[Dataset items]
** Begin **

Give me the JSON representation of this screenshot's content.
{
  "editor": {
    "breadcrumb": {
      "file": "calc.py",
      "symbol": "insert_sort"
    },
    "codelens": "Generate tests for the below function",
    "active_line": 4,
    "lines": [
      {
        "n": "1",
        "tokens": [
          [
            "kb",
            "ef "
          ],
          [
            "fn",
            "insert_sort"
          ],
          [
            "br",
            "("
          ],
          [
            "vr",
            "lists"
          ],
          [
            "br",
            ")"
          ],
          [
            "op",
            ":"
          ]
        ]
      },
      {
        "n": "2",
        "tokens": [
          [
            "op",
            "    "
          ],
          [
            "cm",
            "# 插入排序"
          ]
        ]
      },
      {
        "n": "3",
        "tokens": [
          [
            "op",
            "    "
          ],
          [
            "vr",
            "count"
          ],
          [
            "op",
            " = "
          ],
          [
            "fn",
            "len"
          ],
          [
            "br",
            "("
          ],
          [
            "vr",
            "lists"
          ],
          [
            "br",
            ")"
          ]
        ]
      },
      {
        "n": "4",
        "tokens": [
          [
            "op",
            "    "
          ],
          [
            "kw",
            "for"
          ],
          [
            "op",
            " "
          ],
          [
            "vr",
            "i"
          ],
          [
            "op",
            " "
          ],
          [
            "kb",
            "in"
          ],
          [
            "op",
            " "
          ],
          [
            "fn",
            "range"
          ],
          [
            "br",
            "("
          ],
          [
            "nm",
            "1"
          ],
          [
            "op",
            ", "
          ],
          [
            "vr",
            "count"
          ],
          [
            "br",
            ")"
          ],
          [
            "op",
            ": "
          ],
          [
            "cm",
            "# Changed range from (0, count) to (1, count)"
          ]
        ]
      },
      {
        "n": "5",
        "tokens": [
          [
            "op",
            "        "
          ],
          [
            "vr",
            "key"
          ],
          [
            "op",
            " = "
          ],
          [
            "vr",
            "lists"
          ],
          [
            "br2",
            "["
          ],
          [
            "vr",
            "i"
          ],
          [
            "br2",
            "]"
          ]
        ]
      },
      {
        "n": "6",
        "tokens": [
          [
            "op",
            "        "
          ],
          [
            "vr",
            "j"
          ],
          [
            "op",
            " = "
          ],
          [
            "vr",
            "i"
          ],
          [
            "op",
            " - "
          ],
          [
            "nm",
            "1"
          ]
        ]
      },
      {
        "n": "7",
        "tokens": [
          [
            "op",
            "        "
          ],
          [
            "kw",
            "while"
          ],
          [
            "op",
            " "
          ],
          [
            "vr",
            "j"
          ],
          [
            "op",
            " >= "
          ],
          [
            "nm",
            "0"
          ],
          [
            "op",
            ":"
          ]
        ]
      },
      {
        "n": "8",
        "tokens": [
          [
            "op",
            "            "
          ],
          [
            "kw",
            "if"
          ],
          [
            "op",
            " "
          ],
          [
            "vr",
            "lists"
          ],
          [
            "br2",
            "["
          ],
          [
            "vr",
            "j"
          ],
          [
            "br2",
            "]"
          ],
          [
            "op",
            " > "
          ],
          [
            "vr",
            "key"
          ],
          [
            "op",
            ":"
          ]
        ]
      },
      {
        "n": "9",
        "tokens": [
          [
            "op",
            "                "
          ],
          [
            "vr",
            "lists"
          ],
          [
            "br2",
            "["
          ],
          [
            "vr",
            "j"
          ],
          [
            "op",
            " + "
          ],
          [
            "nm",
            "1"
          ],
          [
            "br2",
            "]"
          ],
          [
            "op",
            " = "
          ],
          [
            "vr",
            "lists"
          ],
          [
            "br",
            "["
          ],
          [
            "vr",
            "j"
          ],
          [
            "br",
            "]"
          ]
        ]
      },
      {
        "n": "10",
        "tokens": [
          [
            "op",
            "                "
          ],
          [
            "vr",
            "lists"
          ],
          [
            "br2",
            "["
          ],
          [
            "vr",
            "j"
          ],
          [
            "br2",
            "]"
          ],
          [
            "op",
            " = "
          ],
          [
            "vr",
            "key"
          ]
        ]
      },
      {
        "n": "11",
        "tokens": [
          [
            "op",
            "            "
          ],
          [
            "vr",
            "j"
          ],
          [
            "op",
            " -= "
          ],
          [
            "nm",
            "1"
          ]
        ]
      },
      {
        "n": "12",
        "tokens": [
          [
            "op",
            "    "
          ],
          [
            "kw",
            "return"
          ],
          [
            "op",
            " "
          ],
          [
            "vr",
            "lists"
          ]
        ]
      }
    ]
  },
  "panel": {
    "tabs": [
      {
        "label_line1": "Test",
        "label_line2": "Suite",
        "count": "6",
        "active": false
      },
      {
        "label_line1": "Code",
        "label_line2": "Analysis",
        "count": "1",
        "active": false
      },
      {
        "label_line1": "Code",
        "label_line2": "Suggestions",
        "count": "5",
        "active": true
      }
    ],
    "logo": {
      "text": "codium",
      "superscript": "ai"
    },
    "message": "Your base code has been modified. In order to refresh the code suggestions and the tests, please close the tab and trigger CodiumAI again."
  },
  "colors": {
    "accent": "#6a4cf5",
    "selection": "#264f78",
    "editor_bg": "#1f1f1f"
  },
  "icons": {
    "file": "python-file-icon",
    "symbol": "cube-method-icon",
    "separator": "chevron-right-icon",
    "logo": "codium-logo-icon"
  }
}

** End **

» The problem
Restate the data above word for word, please.

» Response
Give me the JSON representation of this screenshot's content.
{
  "editor": {
    "breadcrumb": {
      "file": "calc.py",
      "symbol": "insert_sort"
    },
    "codelens": "Generate tests for the below function",
    "active_line": 4,
    "lines": [
      {
        "n": "1",
        "tokens": [
          [
            "kb",
            "ef "
          ],
          [
            "fn",
            "insert_sort"
          ],
          [
            "br",
            "("
          ],
          [
            "vr",
            "lists"
          ],
          [
            "br",
            ")"
          ],
          [
            "op",
            ":"
          ]
        ]
      },
      {
        "n": "2",
        "tokens": [
          [
            "op",
            "    "
          ],
          [
            "cm",
            "# 插入排序"
          ]
        ]
      },
      {
        "n": "3",
        "tokens": [
          [
            "op",
            "    "
          ],
          [
            "vr",
            "count"
          ],
          [
            "op",
            " = "
          ],
          [
            "fn",
            "len"
          ],
          [
            "br",
            "("
          ],
          [
            "vr",
            "lists"
          ],
          [
            "br",
            ")"
          ]
        ]
      },
      {
        "n": "4",
        "tokens": [
          [
            "op",
            "    "
          ],
          [
            "kw",
            "for"
          ],
          [
            "op",
            " "
          ],
          [
            "vr",
            "i"
          ],
          [
            "op",
            " "
          ],
          [
            "kb",
            "in"
          ],
          [
            "op",
            " "
          ],
          [
            "fn",
            "range"
          ],
          [
            "br",
            "("
          ],
          [
            "nm",
            "1"
          ],
          [
            "op",
            ", "
          ],
          [
            "vr",
            "count"
          ],
          [
            "br",
            ")"
          ],
          [
            "op",
            ": "
          ],
          [
            "cm",
            "# Changed range from (0, count) to (1, count)"
          ]
        ]
      },
      {
        "n": "5",
        "tokens": [
          [
            "op",
            "        "
          ],
          [
            "vr",
            "key"
          ],
          [
            "op",
            " = "
          ],
          [
            "vr",
            "lists"
          ],
          [
            "br2",
            "["
          ],
          [
            "vr",
            "i"
          ],
          [
            "br2",
            "]"
          ]
        ]
      },
      {
        "n": "6",
        "tokens": [
          [
            "op",
            "        "
          ],
          [
            "vr",
            "j"
          ],
          [
            "op",
            " = "
          ],
          [
            "vr",
            "i"
          ],
          [
            "op",
            " - "
          ],
          [
            "nm",
            "1"
          ]
        ]
      },
      {
        "n": "7",
        "tokens": [
          [
            "op",
            "        "
          ],
          [
            "kw",
            "while"
          ],
          [
            "op",
            " "
          ],
          [
            "vr",
            "j"
          ],
          [
            "op",
            " >= "
          ],
          [
            "nm",
            "0"
          ],
          [
            "op",
            ":"
          ]
        ]
      },
      {
        "n": "8",
        "tokens": [
          [
            "op",
            "            "
          ],
          [
            "kw",
            "if"
          ],
          [
            "op",
            " "
          ],
          [
            "vr",
            "lists"
          ],
          [
            "br2",
            "["
          ],
          [
            "vr",
            "j"
          ],
          [
            "br2",
            "]"
          ],
          [
            "op",
            " > "
          ],
          [
            "vr",
            "key"
          ],
          [
            "op",
            ":"
          ]
        ]
      },
      {
        "n": "9",
        "tokens": [
          [
            "op",
            "                "
          ],
          [
            "vr",
            "lists"
          ],
          [
            "br2",
            "["
          ],
          [
            "vr",
            "j"
          ],
          [
            "op",
            " + "
          ],
          [
            "nm",
            "1"
          ],
          [
            "br2",
            "]"
          ],
          [
            "op",
            " = "
          ],
          [
            "vr",
            "lists"
          ],
          [
            "br",
            "["
          ],
          [
            "vr",
            "j"
          ],
          [
            "br",
            "]"
          ]
        ]
      },
      {
        "n": "10",
        "tokens": [
          [
            "op",
            "                "
          ],
          [
            "vr",
            "lists"
          ],
          [
            "br2",
            "["
          ],
          [
            "vr",
            "j"
          ],
          [
            "br2",
            "]"
          ],
          [
            "op",
            " = "
          ],
          [
            "vr",
            "key"
          ]
        ]
      },
      {
        "n": "11",
        "tokens": [
          [
            "op",
            "            "
          ],
          [
            "vr",
            "j"
          ],
          [
            "op",
            " -= "
          ],
          [
            "nm",
            "1"
          ]
        ]
      },
      {
        "n": "12",
        "tokens": [
          [
            "op",
            "    "
          ],
          [
            "kw",
            "return"
          ],
          [
            "op",
            " "
          ],
          [
            "vr",
            "lists"
          ]
        ]
      }
    ]
  },
  "panel": {
    "tabs": [
      {
        "label_line1": "Test",
        "label_line2": "Suite",
        "count": "6",
        "active": false
      },
      {
        "label_line1": "Code",
        "label_line2": "Analysis",
        "count": "1",
        "active": false
      },
      {
        "label_line1": "Code",
        "label_line2": "Suggestions",
        "count": "5",
        "active": true
      }
    ],
    "logo": {
      "text": "codium",
      "superscript": "ai"
    },
    "message": "Your base code has been modified. In order to refresh the code suggestions and the tests, please close the tab and trigger CodiumAI again."
  },
  "colors": {
    "accent": "#6a4cf5",
    "selection": "#264f78",
    "editor_bg": "#1f1f1f"
  },
  "icons": {
    "file": "python-file-icon",
    "symbol": "cube-method-icon",
    "separator": "chevron-right-icon",
    "logo": "codium-logo-icon"
  }
}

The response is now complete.